(Given instruction) Can you restate the records below word for word?

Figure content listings

** BEGIN **

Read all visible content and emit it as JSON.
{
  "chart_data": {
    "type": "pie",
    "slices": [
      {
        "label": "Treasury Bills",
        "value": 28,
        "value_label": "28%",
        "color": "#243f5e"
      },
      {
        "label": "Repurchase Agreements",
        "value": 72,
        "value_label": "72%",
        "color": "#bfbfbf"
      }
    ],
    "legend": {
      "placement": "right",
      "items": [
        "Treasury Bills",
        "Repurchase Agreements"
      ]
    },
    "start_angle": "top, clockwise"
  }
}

** END **

(Response below)
Read all visible content and emit it as JSON.
{
  "chart_data": {
    "type": "pie",
    "slices": [
      {
        "label": "Treasury Bills",
        "value": 28,
        "value_label": "28%",
        "color": "#243f5e"
      },
      {
        "label": "Repurchase Agreements",
        "value": 72,
        "value_label": "72%",
        "color": "#bfbfbf"
      }
    ],
    "legend": {
      "placement": "right",
      "items": [
        "Treasury Bills",
        "Repurchase Agreements"
      ]
    },
    "start_angle": "top, clockwise"
  }
}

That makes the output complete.